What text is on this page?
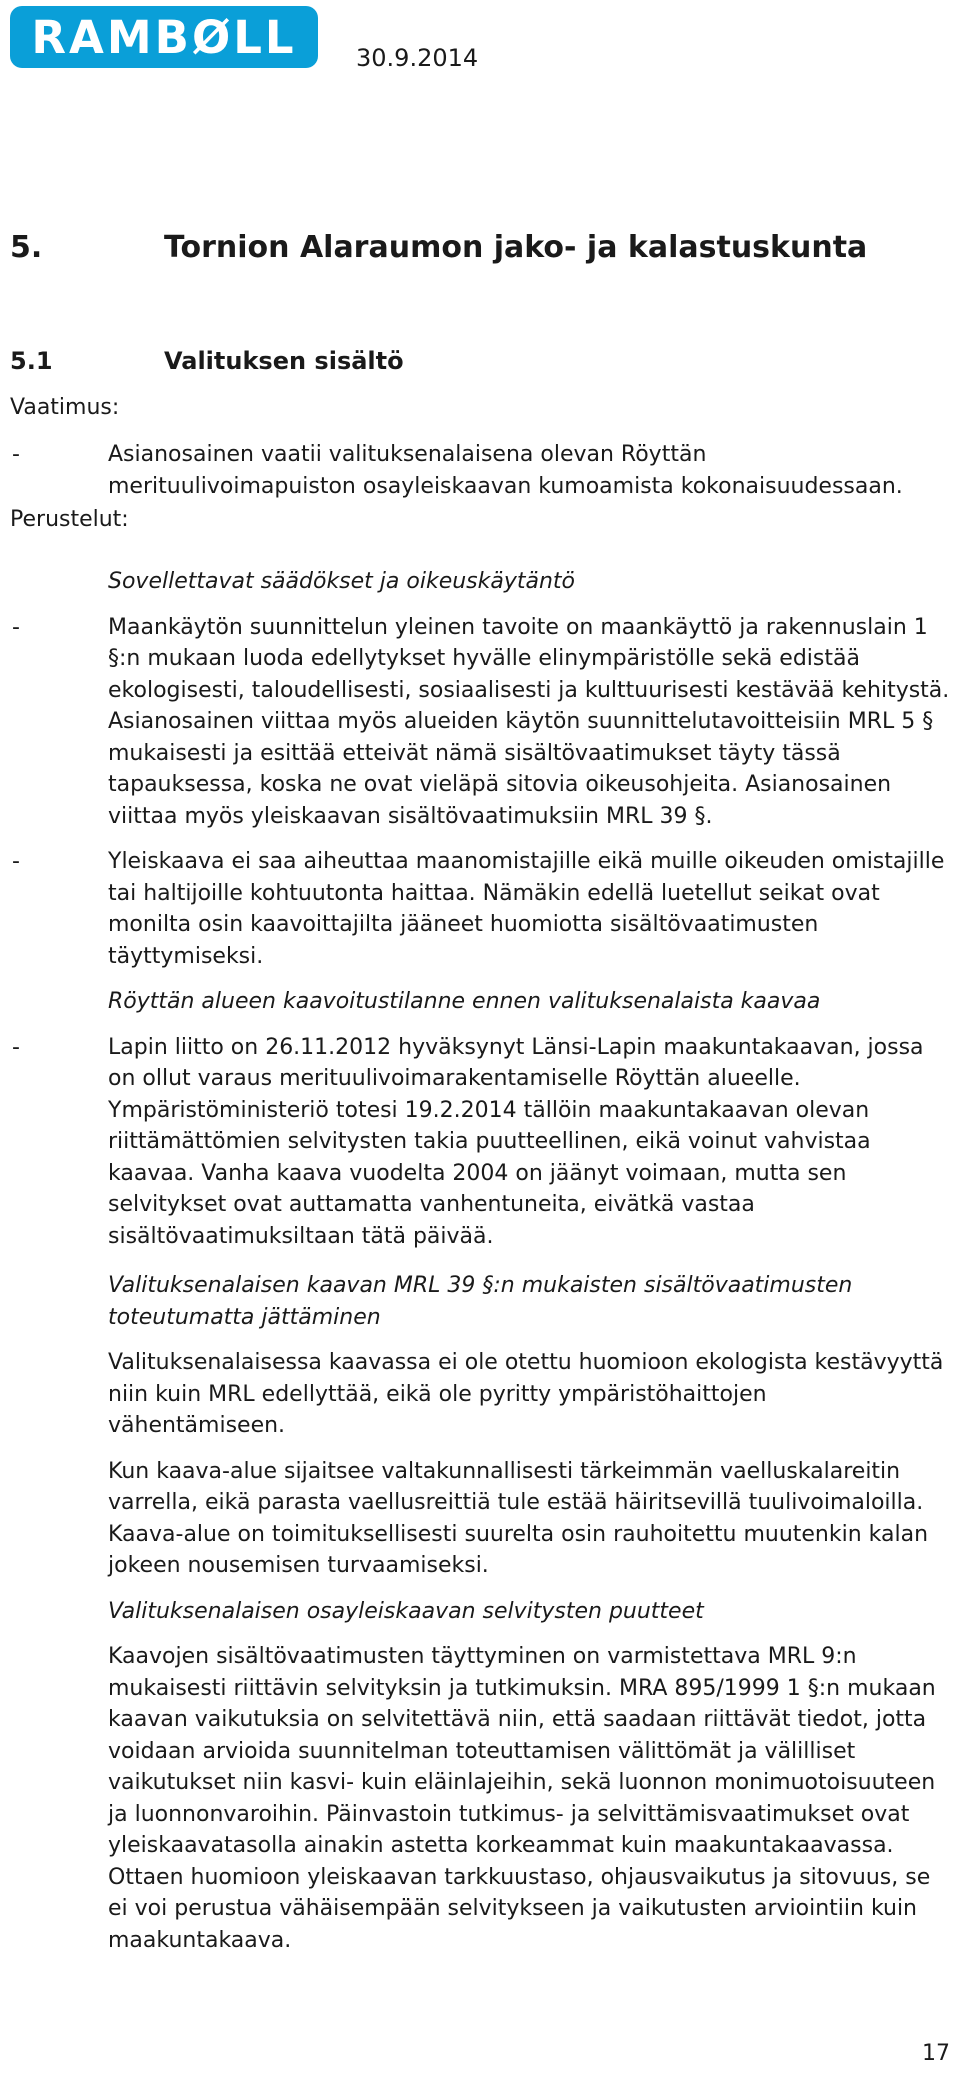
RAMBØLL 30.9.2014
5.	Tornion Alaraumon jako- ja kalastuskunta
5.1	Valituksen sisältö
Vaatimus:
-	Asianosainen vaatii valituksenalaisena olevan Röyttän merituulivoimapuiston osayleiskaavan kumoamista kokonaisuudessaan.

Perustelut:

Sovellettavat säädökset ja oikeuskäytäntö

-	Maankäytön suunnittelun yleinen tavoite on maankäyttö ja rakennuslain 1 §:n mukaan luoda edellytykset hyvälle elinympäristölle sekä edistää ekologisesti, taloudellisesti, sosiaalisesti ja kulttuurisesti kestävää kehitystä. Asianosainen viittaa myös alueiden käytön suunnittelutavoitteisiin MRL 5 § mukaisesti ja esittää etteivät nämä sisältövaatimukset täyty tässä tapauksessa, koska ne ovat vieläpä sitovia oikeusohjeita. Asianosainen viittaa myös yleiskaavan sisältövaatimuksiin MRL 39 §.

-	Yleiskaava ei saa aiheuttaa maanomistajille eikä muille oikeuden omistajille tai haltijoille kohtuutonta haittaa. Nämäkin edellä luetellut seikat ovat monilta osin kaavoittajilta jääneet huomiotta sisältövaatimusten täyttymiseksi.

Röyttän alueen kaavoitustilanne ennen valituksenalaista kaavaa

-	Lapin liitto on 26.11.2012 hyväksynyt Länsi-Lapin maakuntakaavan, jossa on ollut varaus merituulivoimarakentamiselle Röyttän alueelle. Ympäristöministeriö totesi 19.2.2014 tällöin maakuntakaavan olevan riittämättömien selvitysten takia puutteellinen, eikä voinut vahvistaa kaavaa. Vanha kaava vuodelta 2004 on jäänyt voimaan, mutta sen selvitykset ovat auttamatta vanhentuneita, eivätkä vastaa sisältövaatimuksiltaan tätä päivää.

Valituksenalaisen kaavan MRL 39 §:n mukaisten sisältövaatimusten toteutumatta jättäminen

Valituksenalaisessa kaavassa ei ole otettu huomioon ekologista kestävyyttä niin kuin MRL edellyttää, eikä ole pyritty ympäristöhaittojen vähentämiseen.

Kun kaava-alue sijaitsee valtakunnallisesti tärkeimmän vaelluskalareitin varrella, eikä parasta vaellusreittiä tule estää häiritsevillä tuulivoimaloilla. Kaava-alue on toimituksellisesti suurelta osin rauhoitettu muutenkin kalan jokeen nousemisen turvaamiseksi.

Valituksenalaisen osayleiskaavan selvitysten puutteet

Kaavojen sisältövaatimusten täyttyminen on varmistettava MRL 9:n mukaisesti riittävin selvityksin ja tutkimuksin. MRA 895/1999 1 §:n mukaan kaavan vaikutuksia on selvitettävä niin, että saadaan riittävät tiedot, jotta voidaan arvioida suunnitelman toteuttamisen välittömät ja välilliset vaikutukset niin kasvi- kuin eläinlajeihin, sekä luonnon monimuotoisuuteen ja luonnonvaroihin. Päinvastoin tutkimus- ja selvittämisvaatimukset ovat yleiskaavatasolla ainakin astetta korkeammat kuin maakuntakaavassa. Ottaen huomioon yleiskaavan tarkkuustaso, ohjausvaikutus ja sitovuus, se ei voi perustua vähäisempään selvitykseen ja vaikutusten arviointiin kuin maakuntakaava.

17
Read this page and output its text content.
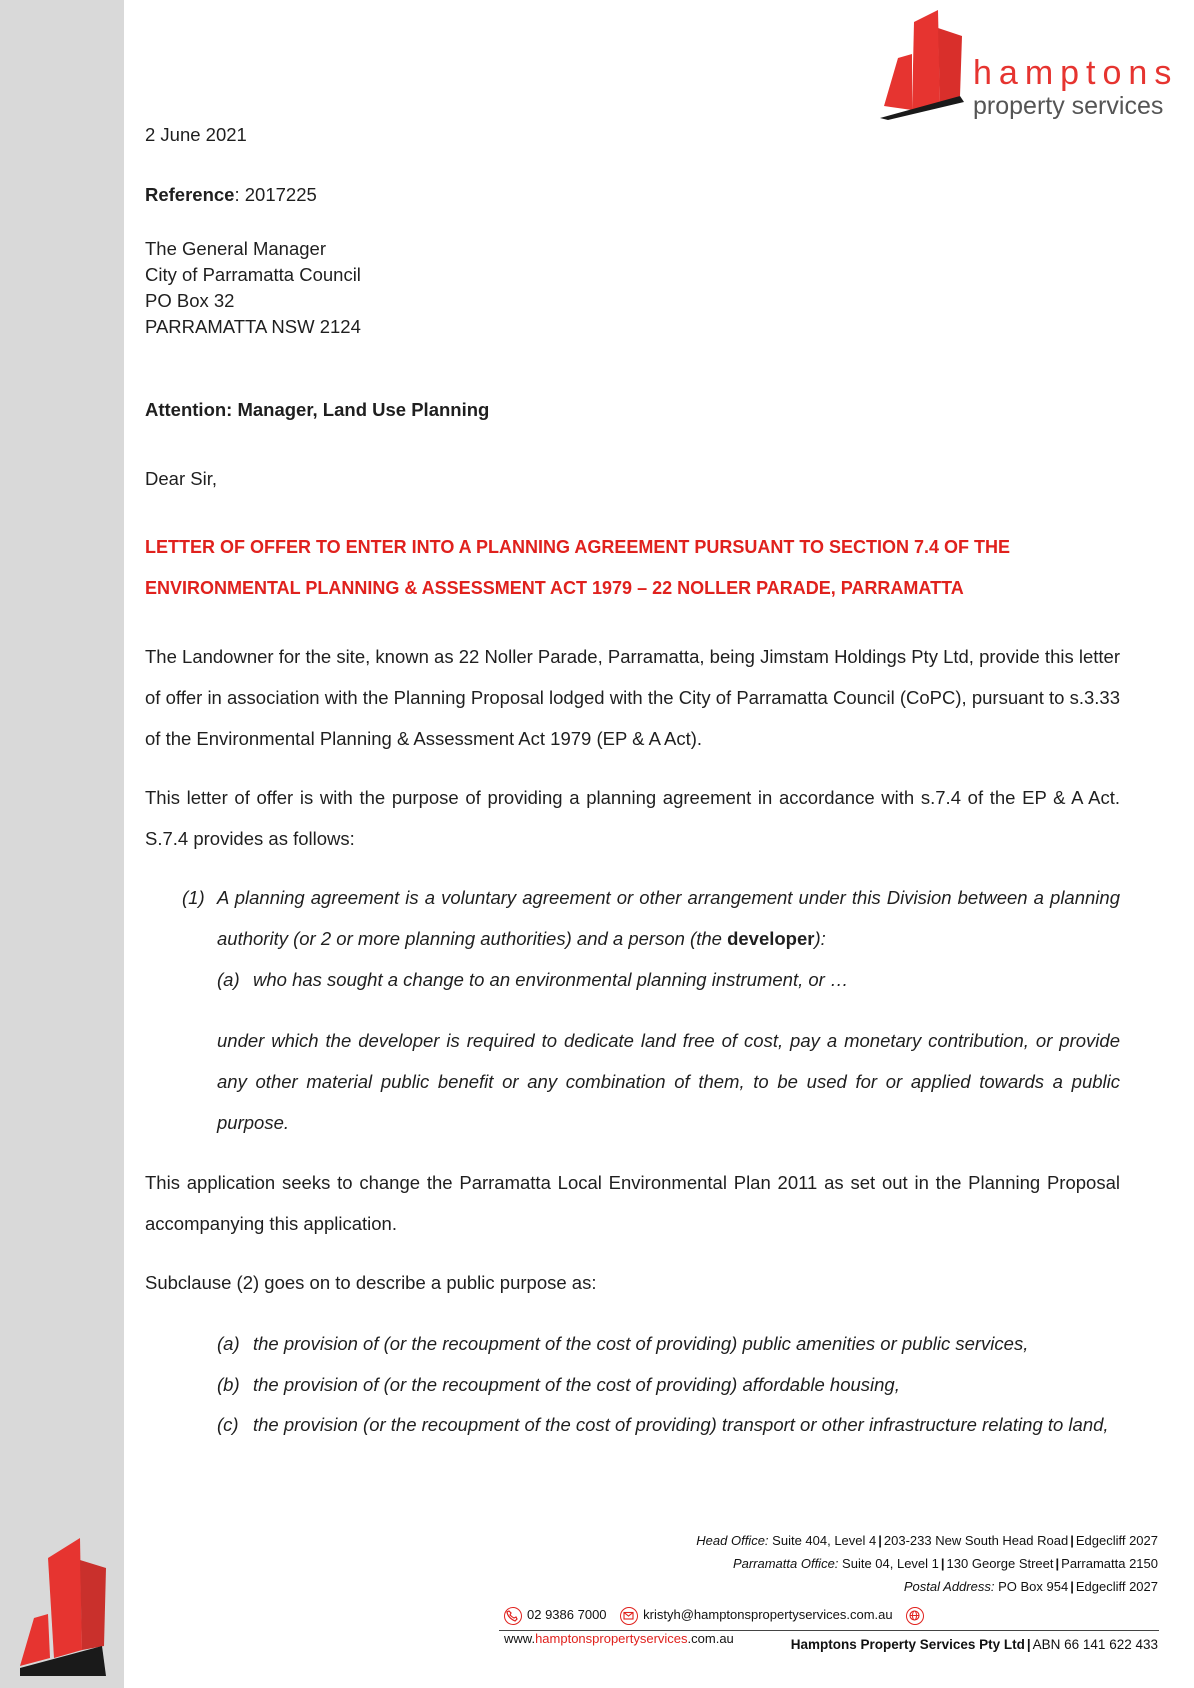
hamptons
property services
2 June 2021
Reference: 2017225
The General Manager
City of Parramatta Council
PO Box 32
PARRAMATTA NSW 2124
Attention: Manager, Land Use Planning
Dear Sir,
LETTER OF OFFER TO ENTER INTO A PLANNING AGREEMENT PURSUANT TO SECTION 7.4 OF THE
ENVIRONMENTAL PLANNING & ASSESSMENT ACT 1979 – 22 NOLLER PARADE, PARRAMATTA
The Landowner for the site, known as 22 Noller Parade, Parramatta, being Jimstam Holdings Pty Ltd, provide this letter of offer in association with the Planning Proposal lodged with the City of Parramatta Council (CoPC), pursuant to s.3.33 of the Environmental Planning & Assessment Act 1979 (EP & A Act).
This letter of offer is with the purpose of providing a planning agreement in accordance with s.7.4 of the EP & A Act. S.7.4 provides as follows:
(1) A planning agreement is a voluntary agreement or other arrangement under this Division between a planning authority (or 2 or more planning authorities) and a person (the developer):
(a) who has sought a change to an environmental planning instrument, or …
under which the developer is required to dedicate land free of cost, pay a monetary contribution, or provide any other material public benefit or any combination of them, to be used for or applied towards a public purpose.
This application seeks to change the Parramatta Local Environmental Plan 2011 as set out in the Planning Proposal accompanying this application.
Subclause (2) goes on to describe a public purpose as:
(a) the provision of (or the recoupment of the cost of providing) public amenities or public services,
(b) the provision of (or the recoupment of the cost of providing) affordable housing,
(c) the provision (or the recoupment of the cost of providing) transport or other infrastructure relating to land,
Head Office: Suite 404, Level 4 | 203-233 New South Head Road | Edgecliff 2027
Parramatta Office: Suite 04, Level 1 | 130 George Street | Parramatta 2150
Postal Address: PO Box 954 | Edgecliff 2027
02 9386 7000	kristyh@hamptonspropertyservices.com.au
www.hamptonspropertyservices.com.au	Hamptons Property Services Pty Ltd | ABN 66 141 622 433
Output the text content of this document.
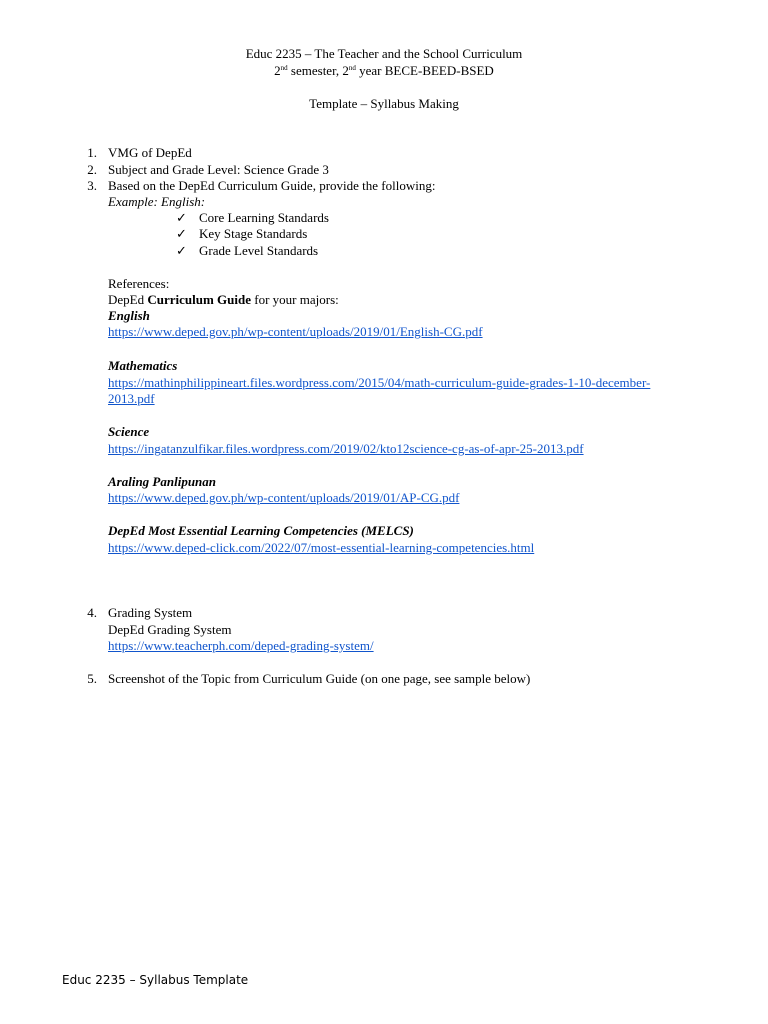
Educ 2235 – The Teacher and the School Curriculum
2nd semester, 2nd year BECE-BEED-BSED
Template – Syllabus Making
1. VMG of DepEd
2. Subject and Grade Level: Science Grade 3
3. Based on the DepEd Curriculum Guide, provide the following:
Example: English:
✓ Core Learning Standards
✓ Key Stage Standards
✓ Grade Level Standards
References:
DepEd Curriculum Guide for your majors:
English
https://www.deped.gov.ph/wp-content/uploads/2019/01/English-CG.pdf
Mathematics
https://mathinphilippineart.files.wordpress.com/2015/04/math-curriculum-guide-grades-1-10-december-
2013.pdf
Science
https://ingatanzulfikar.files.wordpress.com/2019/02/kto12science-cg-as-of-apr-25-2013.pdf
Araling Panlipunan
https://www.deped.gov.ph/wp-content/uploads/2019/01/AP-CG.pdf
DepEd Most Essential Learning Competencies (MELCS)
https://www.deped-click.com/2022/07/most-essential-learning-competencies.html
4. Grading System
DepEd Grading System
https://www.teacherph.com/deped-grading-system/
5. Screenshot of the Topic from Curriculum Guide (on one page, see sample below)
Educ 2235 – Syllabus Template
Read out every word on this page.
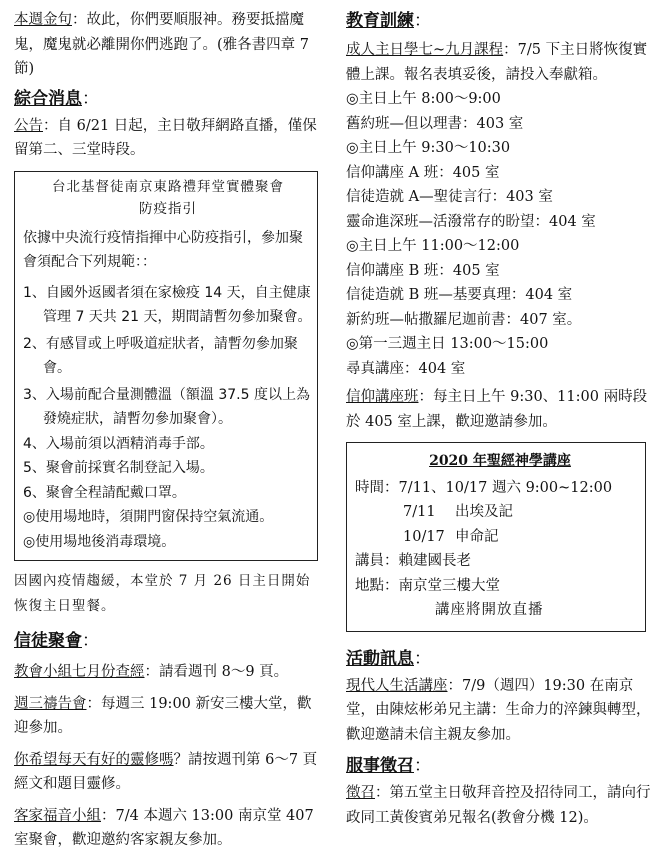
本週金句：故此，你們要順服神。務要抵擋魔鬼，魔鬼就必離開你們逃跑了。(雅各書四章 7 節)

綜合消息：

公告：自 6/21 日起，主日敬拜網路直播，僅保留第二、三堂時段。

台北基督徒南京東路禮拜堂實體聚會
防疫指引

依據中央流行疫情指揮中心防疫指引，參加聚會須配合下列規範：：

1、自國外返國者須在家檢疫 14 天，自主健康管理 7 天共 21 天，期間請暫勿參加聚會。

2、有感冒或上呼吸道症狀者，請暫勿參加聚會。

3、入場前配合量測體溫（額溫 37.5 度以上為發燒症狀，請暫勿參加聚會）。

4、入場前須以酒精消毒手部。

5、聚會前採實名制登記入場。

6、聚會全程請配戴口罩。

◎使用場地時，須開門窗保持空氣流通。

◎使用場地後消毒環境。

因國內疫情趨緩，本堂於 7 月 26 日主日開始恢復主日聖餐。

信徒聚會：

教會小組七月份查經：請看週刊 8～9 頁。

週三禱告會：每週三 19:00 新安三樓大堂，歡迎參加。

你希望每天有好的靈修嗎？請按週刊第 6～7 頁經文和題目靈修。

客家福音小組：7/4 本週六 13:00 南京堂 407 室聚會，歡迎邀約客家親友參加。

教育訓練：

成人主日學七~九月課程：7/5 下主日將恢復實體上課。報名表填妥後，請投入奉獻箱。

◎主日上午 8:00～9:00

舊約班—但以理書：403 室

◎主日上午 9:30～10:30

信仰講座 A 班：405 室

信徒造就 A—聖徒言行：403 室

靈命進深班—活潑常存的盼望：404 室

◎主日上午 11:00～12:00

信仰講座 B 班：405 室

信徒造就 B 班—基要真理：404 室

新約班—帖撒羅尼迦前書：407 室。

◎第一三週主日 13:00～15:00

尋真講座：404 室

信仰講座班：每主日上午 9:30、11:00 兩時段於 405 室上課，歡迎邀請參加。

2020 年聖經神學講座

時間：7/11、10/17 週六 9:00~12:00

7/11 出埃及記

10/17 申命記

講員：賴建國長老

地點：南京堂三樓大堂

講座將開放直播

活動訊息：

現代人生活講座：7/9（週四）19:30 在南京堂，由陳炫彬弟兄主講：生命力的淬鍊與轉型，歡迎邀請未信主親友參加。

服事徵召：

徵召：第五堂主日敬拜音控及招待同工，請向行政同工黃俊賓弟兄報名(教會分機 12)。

**Short task**
What is the number of lines in the records above that include the word "recoupment"? Reply with that number and nothing more.

**Solution to the exercise**
3